RECORDS PROVIDED:
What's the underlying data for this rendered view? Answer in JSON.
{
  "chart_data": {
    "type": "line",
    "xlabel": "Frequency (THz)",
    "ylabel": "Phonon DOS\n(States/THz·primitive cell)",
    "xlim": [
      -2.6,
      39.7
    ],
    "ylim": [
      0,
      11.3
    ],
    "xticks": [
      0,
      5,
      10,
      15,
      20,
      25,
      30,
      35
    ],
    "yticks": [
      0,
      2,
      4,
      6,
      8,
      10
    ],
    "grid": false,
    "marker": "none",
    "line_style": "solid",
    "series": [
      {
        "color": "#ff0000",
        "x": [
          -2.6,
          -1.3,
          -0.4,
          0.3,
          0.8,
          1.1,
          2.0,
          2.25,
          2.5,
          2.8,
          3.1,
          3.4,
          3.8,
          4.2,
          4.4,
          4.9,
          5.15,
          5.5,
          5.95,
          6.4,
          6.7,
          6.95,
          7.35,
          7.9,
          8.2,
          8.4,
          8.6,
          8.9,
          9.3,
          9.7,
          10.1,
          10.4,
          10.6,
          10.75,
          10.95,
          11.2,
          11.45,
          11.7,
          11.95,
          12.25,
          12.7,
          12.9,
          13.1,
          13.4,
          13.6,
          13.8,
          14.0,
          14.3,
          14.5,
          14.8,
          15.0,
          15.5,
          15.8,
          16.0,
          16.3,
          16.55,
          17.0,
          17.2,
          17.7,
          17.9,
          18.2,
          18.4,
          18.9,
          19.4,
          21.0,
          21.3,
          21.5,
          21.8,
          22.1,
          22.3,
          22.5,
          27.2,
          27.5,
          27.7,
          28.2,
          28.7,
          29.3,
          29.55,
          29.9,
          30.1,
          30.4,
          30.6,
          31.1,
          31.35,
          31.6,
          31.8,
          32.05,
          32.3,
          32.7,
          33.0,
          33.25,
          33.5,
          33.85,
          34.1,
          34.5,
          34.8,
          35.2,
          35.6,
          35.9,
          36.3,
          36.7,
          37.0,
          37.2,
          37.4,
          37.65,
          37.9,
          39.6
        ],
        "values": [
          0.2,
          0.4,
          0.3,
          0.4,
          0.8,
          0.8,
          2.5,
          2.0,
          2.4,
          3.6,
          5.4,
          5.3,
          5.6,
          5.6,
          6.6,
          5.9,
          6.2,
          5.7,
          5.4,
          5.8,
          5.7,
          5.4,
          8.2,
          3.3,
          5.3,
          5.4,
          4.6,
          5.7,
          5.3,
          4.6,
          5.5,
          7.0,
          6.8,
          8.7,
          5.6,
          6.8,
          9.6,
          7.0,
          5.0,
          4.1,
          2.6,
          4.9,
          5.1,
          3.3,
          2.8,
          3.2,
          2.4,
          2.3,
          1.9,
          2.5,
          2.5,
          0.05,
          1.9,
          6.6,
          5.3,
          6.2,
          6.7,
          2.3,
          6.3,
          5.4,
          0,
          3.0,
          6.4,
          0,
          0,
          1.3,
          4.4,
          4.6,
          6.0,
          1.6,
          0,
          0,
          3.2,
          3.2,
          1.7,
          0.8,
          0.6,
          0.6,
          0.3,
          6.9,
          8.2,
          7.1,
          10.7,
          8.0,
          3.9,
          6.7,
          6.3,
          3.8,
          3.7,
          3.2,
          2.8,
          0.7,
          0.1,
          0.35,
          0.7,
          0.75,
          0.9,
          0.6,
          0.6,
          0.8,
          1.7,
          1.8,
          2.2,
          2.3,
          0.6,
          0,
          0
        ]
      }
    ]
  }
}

DIRECTIVE: Exact output of every entry is required.

ANSWER TO THE TASK:
What's the underlying data for this rendered view? Answer in JSON.
{
  "chart_data": {
    "type": "line",
    "xlabel": "Frequency (THz)",
    "ylabel": "Phonon DOS\n(States/THz·primitive cell)",
    "xlim": [
      -2.6,
      39.7
    ],
    "ylim": [
      0,
      11.3
    ],
    "xticks": [
      0,
      5,
      10,
      15,
      20,
      25,
      30,
      35
    ],
    "yticks": [
      0,
      2,
      4,
      6,
      8,
      10
    ],
    "grid": false,
    "marker": "none",
    "line_style": "solid",
    "series": [
      {
        "color": "#ff0000",
        "x": [
          -2.6,
          -1.3,
          -0.4,
          0.3,
          0.8,
          1.1,
          2.0,
          2.25,
          2.5,
          2.8,
          3.1,
          3.4,
          3.8,
          4.2,
          4.4,
          4.9,
          5.15,
          5.5,
          5.95,
          6.4,
          6.7,
          6.95,
          7.35,
          7.9,
          8.2,
          8.4,
          8.6,
          8.9,
          9.3,
          9.7,
          10.1,
          10.4,
          10.6,
          10.75,
          10.95,
          11.2,
          11.45,
          11.7,
          11.95,
          12.25,
          12.7,
          12.9,
          13.1,
          13.4,
          13.6,
          13.8,
          14.0,
          14.3,
          14.5,
          14.8,
          15.0,
          15.5,
          15.8,
          16.0,
          16.3,
          16.55,
          17.0,
          17.2,
          17.7,
          17.9,
          18.2,
          18.4,
          18.9,
          19.4,
          21.0,
          21.3,
          21.5,
          21.8,
          22.1,
          22.3,
          22.5,
          27.2,
          27.5,
          27.7,
          28.2,
          28.7,
          29.3,
          29.55,
          29.9,
          30.1,
          30.4,
          30.6,
          31.1,
          31.35,
          31.6,
          31.8,
          32.05,
          32.3,
          32.7,
          33.0,
          33.25,
          33.5,
          33.85,
          34.1,
          34.5,
          34.8,
          35.2,
          35.6,
          35.9,
          36.3,
          36.7,
          37.0,
          37.2,
          37.4,
          37.65,
          37.9,
          39.6
        ],
        "values": [
          0.2,
          0.4,
          0.3,
          0.4,
          0.8,
          0.8,
          2.5,
          2.0,
          2.4,
          3.6,
          5.4,
          5.3,
          5.6,
          5.6,
          6.6,
          5.9,
          6.2,
          5.7,
          5.4,
          5.8,
          5.7,
          5.4,
          8.2,
          3.3,
          5.3,
          5.4,
          4.6,
          5.7,
          5.3,
          4.6,
          5.5,
          7.0,
          6.8,
          8.7,
          5.6,
          6.8,
          9.6,
          7.0,
          5.0,
          4.1,
          2.6,
          4.9,
          5.1,
          3.3,
          2.8,
          3.2,
          2.4,
          2.3,
          1.9,
          2.5,
          2.5,
          0.05,
          1.9,
          6.6,
          5.3,
          6.2,
          6.7,
          2.3,
          6.3,
          5.4,
          0,
          3.0,
          6.4,
          0,
          0,
          1.3,
          4.4,
          4.6,
          6.0,
          1.6,
          0,
          0,
          3.2,
          3.2,
          1.7,
          0.8,
          0.6,
          0.6,
          0.3,
          6.9,
          8.2,
          7.1,
          10.7,
          8.0,
          3.9,
          6.7,
          6.3,
          3.8,
          3.7,
          3.2,
          2.8,
          0.7,
          0.1,
          0.35,
          0.7,
          0.75,
          0.9,
          0.6,
          0.6,
          0.8,
          1.7,
          1.8,
          2.2,
          2.3,
          0.6,
          0,
          0
        ]
      }
    ]
  }
}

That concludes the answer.